======== DATASET CONTENT
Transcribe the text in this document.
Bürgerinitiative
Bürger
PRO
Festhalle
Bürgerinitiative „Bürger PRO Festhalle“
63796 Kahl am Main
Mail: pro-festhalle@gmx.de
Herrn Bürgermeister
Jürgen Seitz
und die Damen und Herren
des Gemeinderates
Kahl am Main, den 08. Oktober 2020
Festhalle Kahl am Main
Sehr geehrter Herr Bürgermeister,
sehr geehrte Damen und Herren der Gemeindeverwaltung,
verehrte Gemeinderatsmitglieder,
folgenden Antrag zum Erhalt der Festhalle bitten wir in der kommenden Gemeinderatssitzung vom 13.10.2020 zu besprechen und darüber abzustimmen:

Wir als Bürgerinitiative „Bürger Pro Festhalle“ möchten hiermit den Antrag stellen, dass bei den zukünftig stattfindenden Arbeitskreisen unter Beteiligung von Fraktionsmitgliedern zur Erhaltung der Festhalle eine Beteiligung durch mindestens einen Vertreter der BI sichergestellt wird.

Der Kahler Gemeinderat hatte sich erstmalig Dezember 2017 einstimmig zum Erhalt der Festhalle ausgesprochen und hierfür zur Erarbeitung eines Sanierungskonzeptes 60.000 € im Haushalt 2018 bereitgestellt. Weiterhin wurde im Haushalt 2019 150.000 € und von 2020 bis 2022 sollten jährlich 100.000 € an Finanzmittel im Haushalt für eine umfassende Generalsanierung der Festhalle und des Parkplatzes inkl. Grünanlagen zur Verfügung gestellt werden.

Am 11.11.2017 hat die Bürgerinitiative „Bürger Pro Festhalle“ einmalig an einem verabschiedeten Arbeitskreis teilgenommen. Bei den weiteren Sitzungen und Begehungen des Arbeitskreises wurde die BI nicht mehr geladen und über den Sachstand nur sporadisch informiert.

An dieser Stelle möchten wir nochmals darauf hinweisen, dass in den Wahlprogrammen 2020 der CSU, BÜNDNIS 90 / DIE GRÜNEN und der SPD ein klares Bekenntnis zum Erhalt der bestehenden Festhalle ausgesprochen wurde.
================
> **TASK TO COMPLETE**: Show the lines of the records above that mention "Damen".

> **FINAL ANSWER**:
und die Damen und Herren
sehr geehrte Damen und Herren der Gemeindeverwaltung,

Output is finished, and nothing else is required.